**TASK STATEMENT**.
Send back the entries below exactly as they appear.

### EXCERPTED RECORDS

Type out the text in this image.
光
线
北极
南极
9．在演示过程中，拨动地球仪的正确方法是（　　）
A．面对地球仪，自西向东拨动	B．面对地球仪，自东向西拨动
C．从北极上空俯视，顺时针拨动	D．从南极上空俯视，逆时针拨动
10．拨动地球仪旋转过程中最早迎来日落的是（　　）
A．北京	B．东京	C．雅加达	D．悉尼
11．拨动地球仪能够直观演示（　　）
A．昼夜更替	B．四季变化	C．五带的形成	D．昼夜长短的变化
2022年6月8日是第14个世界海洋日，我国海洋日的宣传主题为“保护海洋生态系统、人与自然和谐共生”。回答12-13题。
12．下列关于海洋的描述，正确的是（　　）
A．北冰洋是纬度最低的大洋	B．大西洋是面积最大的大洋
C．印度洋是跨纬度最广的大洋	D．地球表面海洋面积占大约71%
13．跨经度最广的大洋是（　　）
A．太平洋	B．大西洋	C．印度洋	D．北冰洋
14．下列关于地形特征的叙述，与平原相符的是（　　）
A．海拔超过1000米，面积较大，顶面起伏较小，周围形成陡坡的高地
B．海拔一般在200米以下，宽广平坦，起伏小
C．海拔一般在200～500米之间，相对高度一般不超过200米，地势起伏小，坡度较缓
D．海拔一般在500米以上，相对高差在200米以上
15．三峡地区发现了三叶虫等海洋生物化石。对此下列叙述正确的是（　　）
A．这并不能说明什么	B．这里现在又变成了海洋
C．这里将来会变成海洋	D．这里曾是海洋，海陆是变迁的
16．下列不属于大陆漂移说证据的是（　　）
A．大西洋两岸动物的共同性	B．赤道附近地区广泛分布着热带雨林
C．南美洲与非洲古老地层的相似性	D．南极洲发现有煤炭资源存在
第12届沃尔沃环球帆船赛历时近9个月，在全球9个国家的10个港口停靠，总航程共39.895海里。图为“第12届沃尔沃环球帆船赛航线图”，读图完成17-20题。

######

**WRITTEN ANSWER**.
Type out the text in this image.
光
线
北极
南极
9．在演示过程中，拨动地球仪的正确方法是（　　）
A．面对地球仪，自西向东拨动	B．面对地球仪，自东向西拨动
C．从北极上空俯视，顺时针拨动	D．从南极上空俯视，逆时针拨动
10．拨动地球仪旋转过程中最早迎来日落的是（　　）
A．北京	B．东京	C．雅加达	D．悉尼
11．拨动地球仪能够直观演示（　　）
A．昼夜更替	B．四季变化	C．五带的形成	D．昼夜长短的变化
2022年6月8日是第14个世界海洋日，我国海洋日的宣传主题为“保护海洋生态系统、人与自然和谐共生”。回答12-13题。
12．下列关于海洋的描述，正确的是（　　）
A．北冰洋是纬度最低的大洋	B．大西洋是面积最大的大洋
C．印度洋是跨纬度最广的大洋	D．地球表面海洋面积占大约71%
13．跨经度最广的大洋是（　　）
A．太平洋	B．大西洋	C．印度洋	D．北冰洋
14．下列关于地形特征的叙述，与平原相符的是（　　）
A．海拔超过1000米，面积较大，顶面起伏较小，周围形成陡坡的高地
B．海拔一般在200米以下，宽广平坦，起伏小
C．海拔一般在200～500米之间，相对高度一般不超过200米，地势起伏小，坡度较缓
D．海拔一般在500米以上，相对高差在200米以上
15．三峡地区发现了三叶虫等海洋生物化石。对此下列叙述正确的是（　　）
A．这并不能说明什么	B．这里现在又变成了海洋
C．这里将来会变成海洋	D．这里曾是海洋，海陆是变迁的
16．下列不属于大陆漂移说证据的是（　　）
A．大西洋两岸动物的共同性	B．赤道附近地区广泛分布着热带雨林
C．南美洲与非洲古老地层的相似性	D．南极洲发现有煤炭资源存在
第12届沃尔沃环球帆船赛历时近9个月，在全球9个国家的10个港口停靠，总航程共39.895海里。图为“第12届沃尔沃环球帆船赛航线图”，读图完成17-20题。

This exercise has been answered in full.